> **WHAT THIS TASK INVOLVES**
Copy each line of the entries beneath that contains the word "следующего".

> **Stored records**
§ §

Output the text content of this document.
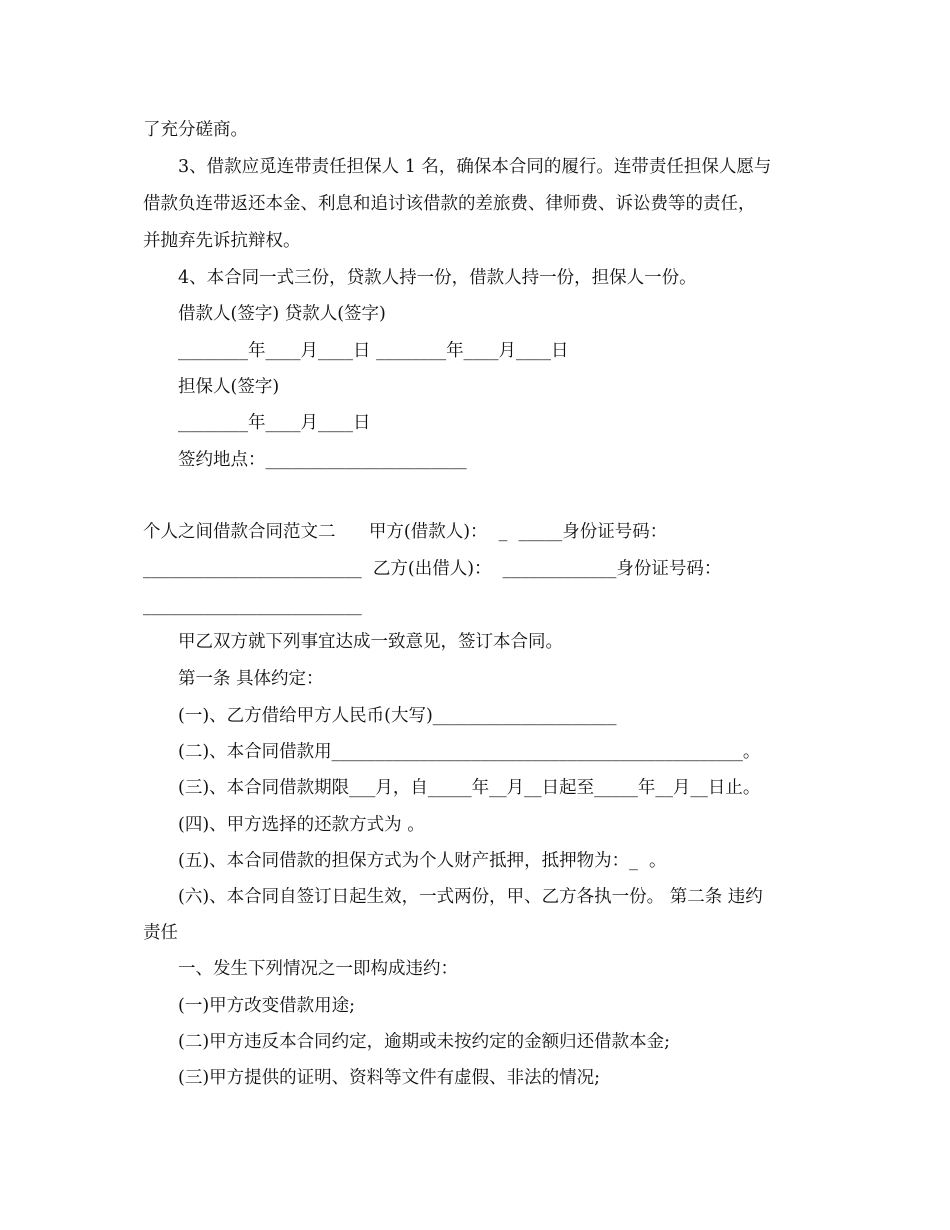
了充分磋商。

3、借款应觅连带责任担保人 1 名，确保本合同的履行。连带责任担保人愿与

借款负连带返还本金、利息和追讨该借款的差旅费、律师费、诉讼费等的责任，

并抛弃先诉抗辩权。

4、本合同一式三份，贷款人持一份，借款人持一份，担保人一份。

借款人(签字) 贷款人(签字)

________年____月____日 ________年____月____日

担保人(签字)

________年____月____日

签约地点：_______________________

个人之间借款合同范文二      甲方(借款人)：  _  _____身份证号码：

_________________________  乙方(出借人)：  _____________身份证号码：

_________________________

甲乙双方就下列事宜达成一致意见，签订本合同。

第一条 具体约定：

(一)、乙方借给甲方人民币(大写)_____________________

(二)、本合同借款用_______________________________________________。

(三)、本合同借款期限___月，自_____年__月__日起至_____年__月__日止。

(四)、甲方选择的还款方式为 。

(五)、本合同借款的担保方式为个人财产抵押，抵押物为：_  。

(六)、本合同自签订日起生效，一式两份，甲、乙方各执一份。 第二条 违约

责任

一、发生下列情况之一即构成违约：

(一)甲方改变借款用途;

(二)甲方违反本合同约定，逾期或未按约定的金额归还借款本金;

(三)甲方提供的证明、资料等文件有虚假、非法的情况;
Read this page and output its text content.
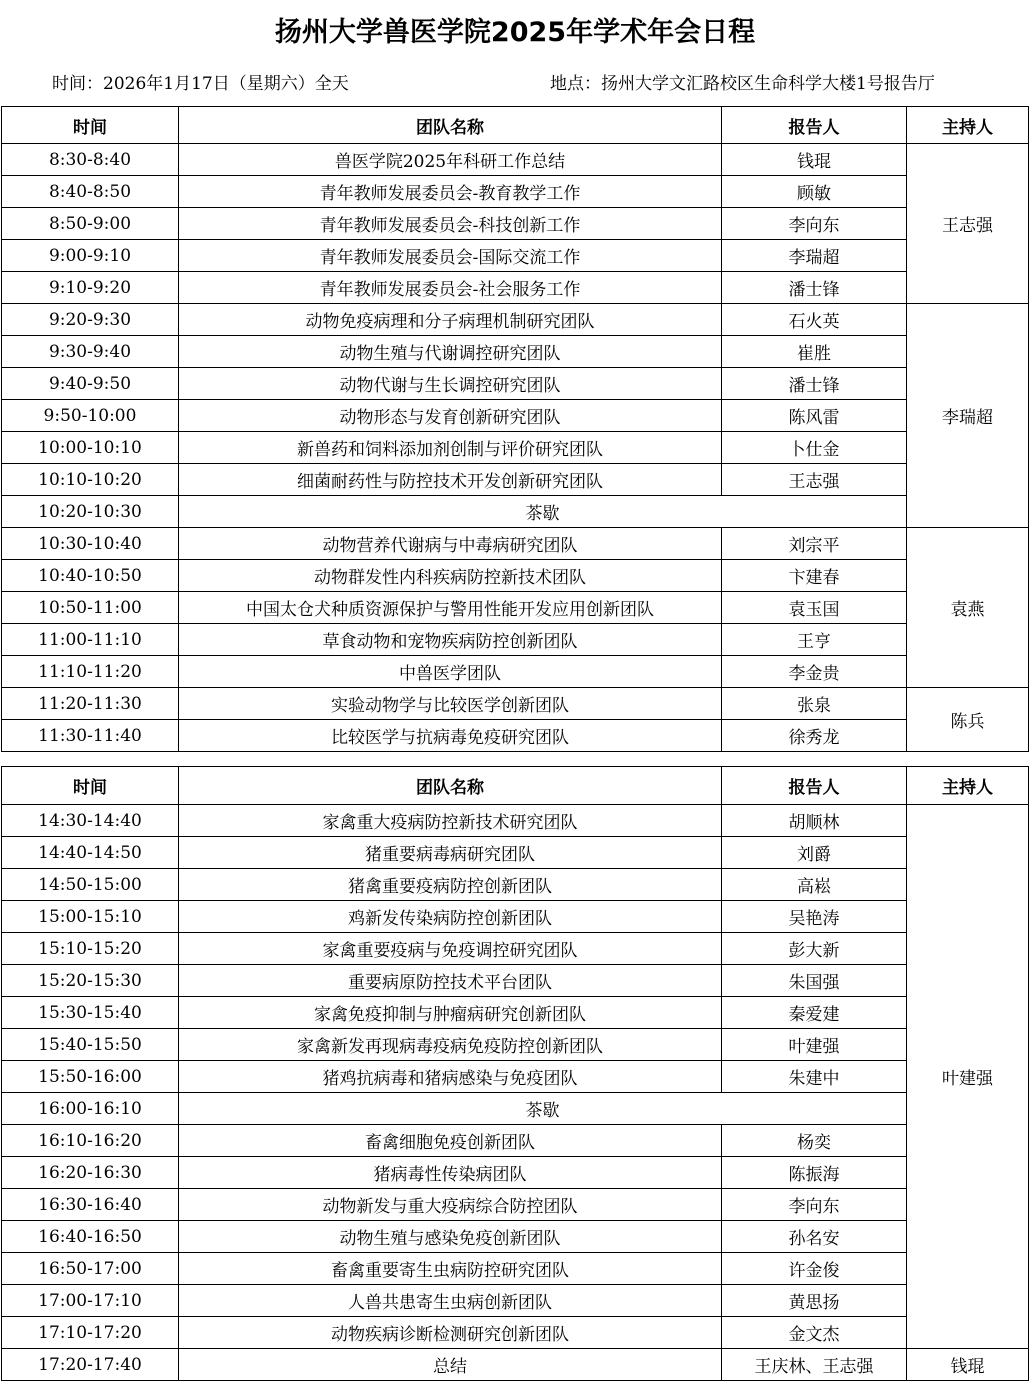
扬州大学兽医学院2025年学术年会日程
时间：2026年1月17日（星期六）全天	地点：扬州大学文汇路校区生命科学大楼1号报告厅
时间	团队名称	报告人	主持人
8:30-8:40	兽医学院2025年科研工作总结	钱琨	王志强
8:40-8:50	青年教师发展委员会-教育教学工作	顾敏	
8:50-9:00	青年教师发展委员会-科技创新工作	李向东	
9:00-9:10	青年教师发展委员会-国际交流工作	李瑞超	
9:10-9:20	青年教师发展委员会-社会服务工作	潘士锋	
9:20-9:30	动物免疫病理和分子病理机制研究团队	石火英	李瑞超
9:30-9:40	动物生殖与代谢调控研究团队	崔胜	
9:40-9:50	动物代谢与生长调控研究团队	潘士锋	
9:50-10:00	动物形态与发育创新研究团队	陈风雷	
10:00-10:10	新兽药和饲料添加剂创制与评价研究团队	卜仕金	
10:10-10:20	细菌耐药性与防控技术开发创新研究团队	王志强	
10:20-10:30	茶歇		
10:30-10:40	动物营养代谢病与中毒病研究团队	刘宗平	袁燕
10:40-10:50	动物群发性内科疾病防控新技术团队	卞建春	
10:50-11:00	中国太仓犬种质资源保护与警用性能开发应用创新团队	袁玉国	
11:00-11:10	草食动物和宠物疾病防控创新团队	王亨	
11:10-11:20	中兽医学团队	李金贵	
11:20-11:30	实验动物学与比较医学创新团队	张泉	陈兵
11:30-11:40	比较医学与抗病毒免疫研究团队	徐秀龙	
时间	团队名称	报告人	主持人
14:30-14:40	家禽重大疫病防控新技术研究团队	胡顺林	叶建强
14:40-14:50	猪重要病毒病研究团队	刘爵	
14:50-15:00	猪禽重要疫病防控创新团队	高崧	
15:00-15:10	鸡新发传染病防控创新团队	吴艳涛	
15:10-15:20	家禽重要疫病与免疫调控研究团队	彭大新	
15:20-15:30	重要病原防控技术平台团队	朱国强	
15:30-15:40	家禽免疫抑制与肿瘤病研究创新团队	秦爱建	
15:40-15:50	家禽新发再现病毒疫病免疫防控创新团队	叶建强	
15:50-16:00	猪鸡抗病毒和猪病感染与免疫团队	朱建中	
16:00-16:10	茶歇		
16:10-16:20	畜禽细胞免疫创新团队	杨奕	
16:20-16:30	猪病毒性传染病团队	陈振海	
16:30-16:40	动物新发与重大疫病综合防控团队	李向东	
16:40-16:50	动物生殖与感染免疫创新团队	孙名安	
16:50-17:00	畜禽重要寄生虫病防控研究团队	许金俊	
17:00-17:10	人兽共患寄生虫病创新团队	黄思扬	
17:10-17:20	动物疾病诊断检测研究创新团队	金文杰	
17:20-17:40	总结	王庆林、王志强	钱琨
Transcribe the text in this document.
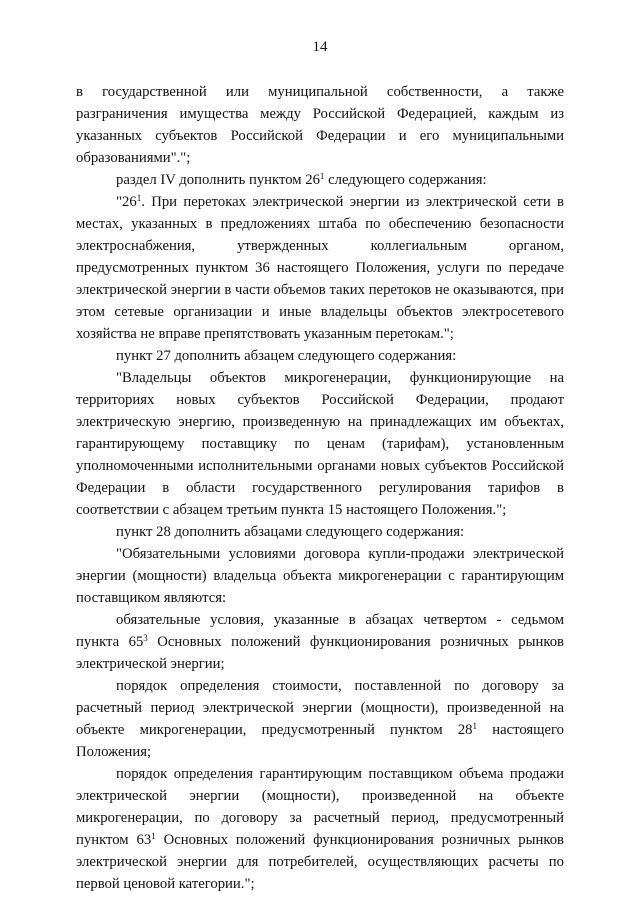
14

в государственной или муниципальной собственности, а также разграничения имущества между Российской Федерацией, каждым из указанных субъектов Российской Федерации и его муниципальными образованиями".";

раздел IV дополнить пунктом $26^1$ следующего содержания:

"$26^1$. При перетоках электрической энергии из электрической сети в местах, указанных в предложениях штаба по обеспечению безопасности электроснабжения, утвержденных коллегиальным органом, предусмотренных пунктом 36 настоящего Положения, услуги по передаче электрической энергии в части объемов таких перетоков не оказываются, при этом сетевые организации и иные владельцы объектов электросетевого хозяйства не вправе препятствовать указанным перетокам.";

пункт 27 дополнить абзацем следующего содержания:

"Владельцы объектов микрогенерации, функционирующие на территориях новых субъектов Российской Федерации, продают электрическую энергию, произведенную на принадлежащих им объектах, гарантирующему поставщику по ценам (тарифам), установленным уполномоченными исполнительными органами новых субъектов Российской Федерации в области государственного регулирования тарифов в соответствии с абзацем третьим пункта 15 настоящего Положения.";

пункт 28 дополнить абзацами следующего содержания:

"Обязательными условиями договора купли-продажи электрической энергии (мощности) владельца объекта микрогенерации с гарантирующим поставщиком являются:

обязательные условия, указанные в абзацах четвертом - седьмом пункта $65^3$ Основных положений функционирования розничных рынков электрической энергии;

порядок определения стоимости, поставленной по договору за расчетный период электрической энергии (мощности), произведенной на объекте микрогенерации, предусмотренный пунктом $28^1$ настоящего Положения;

порядок определения гарантирующим поставщиком объема продажи электрической энергии (мощности), произведенной на объекте микрогенерации, по договору за расчетный период, предусмотренный пунктом $63^1$ Основных положений функционирования розничных рынков электрической энергии для потребителей, осуществляющих расчеты по первой ценовой категории.";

§ §

> **TASK OUTPUT**
раздел IV дополнить пунктом $26^1$ следующего содержания:
пункт 27 дополнить абзацем следующего содержания:
пункт 28 дополнить абзацами следующего содержания:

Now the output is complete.